| Exercise requirements |
Show all lines from the data that include the word "Direct".

___ Raw records ___

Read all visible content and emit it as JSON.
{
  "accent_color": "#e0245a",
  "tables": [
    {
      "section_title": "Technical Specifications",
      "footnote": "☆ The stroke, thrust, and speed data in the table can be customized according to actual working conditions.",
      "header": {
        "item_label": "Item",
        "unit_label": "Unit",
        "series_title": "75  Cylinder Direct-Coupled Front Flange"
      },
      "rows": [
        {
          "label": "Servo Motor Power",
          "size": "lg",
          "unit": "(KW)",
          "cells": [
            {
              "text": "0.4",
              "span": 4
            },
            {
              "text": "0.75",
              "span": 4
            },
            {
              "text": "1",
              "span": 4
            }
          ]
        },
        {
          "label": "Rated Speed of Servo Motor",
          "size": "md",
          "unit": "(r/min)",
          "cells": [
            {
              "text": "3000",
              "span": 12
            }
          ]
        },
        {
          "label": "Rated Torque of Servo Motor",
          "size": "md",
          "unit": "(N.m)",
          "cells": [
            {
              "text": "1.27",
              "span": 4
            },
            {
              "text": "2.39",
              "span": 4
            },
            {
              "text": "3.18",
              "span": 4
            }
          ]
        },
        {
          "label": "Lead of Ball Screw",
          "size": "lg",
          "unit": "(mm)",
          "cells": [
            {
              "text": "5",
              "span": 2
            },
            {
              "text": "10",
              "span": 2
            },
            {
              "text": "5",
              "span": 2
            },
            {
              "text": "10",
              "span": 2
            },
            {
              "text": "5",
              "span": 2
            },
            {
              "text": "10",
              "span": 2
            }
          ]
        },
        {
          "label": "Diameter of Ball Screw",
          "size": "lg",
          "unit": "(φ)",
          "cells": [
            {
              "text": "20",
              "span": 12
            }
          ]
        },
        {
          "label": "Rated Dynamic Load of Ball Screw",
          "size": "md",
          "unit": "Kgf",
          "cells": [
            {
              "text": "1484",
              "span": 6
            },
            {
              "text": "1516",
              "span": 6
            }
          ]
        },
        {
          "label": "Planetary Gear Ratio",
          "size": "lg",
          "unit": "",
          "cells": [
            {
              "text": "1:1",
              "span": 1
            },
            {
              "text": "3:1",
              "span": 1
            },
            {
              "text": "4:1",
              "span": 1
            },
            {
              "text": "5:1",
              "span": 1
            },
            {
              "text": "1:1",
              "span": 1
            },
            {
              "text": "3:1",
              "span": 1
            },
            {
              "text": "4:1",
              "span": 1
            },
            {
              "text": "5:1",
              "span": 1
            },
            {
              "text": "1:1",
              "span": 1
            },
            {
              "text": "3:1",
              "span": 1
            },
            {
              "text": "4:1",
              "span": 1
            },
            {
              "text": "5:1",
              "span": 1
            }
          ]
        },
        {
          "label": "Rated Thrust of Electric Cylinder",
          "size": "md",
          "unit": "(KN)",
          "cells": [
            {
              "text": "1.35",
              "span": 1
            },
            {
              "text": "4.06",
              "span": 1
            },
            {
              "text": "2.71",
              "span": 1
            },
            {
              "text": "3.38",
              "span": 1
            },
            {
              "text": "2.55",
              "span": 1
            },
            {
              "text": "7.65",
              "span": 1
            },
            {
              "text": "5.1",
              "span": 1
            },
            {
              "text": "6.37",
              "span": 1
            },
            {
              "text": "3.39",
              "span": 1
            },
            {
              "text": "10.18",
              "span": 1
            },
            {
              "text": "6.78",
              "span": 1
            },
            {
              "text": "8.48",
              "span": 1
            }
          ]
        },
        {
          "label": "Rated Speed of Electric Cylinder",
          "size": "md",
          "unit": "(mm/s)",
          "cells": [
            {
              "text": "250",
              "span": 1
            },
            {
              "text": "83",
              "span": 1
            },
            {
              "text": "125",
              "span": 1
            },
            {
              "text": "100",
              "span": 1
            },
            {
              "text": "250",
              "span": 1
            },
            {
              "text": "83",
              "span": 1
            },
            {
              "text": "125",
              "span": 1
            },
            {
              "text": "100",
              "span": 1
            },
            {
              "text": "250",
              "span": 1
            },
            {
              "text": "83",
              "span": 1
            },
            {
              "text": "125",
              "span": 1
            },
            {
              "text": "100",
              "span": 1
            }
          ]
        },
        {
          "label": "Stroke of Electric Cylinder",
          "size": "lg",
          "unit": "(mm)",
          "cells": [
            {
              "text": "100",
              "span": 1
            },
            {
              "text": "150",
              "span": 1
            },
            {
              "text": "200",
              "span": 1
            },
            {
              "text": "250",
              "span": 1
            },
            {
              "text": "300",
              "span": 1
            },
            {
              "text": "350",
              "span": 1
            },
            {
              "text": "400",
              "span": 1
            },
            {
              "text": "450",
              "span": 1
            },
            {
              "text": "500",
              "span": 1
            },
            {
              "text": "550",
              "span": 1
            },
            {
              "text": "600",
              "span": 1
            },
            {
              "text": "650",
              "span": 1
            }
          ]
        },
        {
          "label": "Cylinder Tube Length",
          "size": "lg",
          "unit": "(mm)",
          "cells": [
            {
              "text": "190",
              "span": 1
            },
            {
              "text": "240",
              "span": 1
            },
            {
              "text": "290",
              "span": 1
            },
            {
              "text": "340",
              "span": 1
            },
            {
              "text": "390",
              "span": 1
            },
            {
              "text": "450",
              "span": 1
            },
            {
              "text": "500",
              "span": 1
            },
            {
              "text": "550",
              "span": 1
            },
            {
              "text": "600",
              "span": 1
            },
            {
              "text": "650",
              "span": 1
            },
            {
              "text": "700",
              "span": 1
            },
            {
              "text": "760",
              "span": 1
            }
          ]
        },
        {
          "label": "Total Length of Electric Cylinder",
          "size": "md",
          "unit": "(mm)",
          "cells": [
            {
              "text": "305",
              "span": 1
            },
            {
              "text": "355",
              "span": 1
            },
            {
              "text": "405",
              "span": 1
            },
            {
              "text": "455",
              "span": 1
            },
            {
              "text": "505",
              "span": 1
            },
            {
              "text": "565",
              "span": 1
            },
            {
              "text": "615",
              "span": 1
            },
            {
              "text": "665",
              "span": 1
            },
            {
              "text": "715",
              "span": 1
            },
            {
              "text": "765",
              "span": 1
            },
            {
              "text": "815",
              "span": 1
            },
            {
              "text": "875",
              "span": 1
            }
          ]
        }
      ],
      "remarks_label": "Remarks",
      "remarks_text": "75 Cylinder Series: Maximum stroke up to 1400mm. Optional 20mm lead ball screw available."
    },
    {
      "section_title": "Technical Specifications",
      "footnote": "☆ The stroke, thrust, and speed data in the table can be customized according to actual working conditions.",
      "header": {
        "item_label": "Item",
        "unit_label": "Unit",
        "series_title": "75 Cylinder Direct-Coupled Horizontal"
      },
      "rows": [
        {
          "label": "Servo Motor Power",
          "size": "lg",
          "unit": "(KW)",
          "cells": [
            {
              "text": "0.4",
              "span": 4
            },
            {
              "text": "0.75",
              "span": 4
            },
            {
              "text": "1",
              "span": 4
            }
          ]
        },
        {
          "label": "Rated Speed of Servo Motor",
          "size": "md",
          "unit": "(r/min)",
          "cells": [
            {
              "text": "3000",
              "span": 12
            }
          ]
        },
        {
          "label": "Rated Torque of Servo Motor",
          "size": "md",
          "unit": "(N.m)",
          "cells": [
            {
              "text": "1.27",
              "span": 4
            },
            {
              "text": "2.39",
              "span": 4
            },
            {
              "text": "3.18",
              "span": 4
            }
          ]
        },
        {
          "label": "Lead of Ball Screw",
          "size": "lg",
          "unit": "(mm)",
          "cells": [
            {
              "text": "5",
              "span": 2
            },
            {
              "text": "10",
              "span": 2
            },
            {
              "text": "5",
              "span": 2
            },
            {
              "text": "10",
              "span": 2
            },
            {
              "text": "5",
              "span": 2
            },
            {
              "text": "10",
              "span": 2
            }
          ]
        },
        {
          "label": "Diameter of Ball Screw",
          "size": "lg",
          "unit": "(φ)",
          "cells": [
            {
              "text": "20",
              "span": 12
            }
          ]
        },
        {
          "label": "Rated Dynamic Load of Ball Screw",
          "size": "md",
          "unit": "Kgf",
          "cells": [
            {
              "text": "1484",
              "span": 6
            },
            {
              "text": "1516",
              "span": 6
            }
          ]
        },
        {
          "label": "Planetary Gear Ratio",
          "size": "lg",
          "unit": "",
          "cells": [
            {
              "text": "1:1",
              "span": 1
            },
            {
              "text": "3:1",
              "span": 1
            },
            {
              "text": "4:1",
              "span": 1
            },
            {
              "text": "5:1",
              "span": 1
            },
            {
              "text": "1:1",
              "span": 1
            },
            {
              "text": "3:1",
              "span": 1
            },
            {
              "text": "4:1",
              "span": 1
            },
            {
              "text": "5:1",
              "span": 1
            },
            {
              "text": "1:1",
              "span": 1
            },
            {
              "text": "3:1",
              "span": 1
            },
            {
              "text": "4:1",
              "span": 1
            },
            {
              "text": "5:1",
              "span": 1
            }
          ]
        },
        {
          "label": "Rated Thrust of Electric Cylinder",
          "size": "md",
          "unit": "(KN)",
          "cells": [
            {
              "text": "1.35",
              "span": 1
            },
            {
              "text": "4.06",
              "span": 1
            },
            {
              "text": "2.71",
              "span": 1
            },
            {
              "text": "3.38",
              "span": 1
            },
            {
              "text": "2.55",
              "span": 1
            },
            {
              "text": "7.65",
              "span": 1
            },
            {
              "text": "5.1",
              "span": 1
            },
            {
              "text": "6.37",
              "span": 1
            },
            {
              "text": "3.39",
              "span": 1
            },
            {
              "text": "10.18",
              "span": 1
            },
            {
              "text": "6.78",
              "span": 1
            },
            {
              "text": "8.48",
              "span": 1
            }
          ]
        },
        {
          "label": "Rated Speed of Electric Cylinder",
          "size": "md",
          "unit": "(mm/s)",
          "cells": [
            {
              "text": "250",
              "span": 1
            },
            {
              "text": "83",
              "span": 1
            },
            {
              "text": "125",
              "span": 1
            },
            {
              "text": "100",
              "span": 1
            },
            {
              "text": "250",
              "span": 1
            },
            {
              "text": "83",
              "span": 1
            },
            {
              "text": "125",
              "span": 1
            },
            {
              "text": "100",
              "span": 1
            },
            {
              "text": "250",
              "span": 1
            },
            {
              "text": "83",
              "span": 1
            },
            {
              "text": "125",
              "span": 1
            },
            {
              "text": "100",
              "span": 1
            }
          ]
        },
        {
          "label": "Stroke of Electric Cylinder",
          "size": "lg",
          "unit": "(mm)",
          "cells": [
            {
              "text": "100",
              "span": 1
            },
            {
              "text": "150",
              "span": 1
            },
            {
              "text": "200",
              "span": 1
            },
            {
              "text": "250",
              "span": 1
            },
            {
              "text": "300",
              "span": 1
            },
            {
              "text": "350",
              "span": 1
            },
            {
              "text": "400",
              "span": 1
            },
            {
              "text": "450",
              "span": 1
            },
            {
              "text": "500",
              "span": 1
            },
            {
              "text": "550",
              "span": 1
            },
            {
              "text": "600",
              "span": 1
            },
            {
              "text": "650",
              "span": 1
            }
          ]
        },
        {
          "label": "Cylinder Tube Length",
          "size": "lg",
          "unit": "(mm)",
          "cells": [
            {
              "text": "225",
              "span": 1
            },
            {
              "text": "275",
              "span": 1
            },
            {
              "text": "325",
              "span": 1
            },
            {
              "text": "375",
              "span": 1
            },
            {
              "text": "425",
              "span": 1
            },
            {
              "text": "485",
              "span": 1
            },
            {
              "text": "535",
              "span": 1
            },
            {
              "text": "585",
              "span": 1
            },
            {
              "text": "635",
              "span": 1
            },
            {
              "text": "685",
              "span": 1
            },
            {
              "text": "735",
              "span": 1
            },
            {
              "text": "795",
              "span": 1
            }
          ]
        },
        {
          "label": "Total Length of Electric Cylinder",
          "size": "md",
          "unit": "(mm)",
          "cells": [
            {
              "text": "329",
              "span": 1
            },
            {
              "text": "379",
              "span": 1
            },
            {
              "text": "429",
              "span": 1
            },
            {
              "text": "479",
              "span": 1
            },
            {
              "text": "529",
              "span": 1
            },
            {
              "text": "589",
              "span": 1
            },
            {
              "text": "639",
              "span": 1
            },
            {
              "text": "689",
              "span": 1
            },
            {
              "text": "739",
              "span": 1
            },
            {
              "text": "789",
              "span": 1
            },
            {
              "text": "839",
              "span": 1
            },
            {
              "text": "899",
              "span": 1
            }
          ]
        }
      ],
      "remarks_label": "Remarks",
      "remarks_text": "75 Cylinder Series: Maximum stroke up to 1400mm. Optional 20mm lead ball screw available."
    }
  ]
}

___

| Expected output |
        "series_title": "75  Cylinder Direct-Coupled Front Flange"
        "series_title": "75 Cylinder Direct-Coupled Horizontal"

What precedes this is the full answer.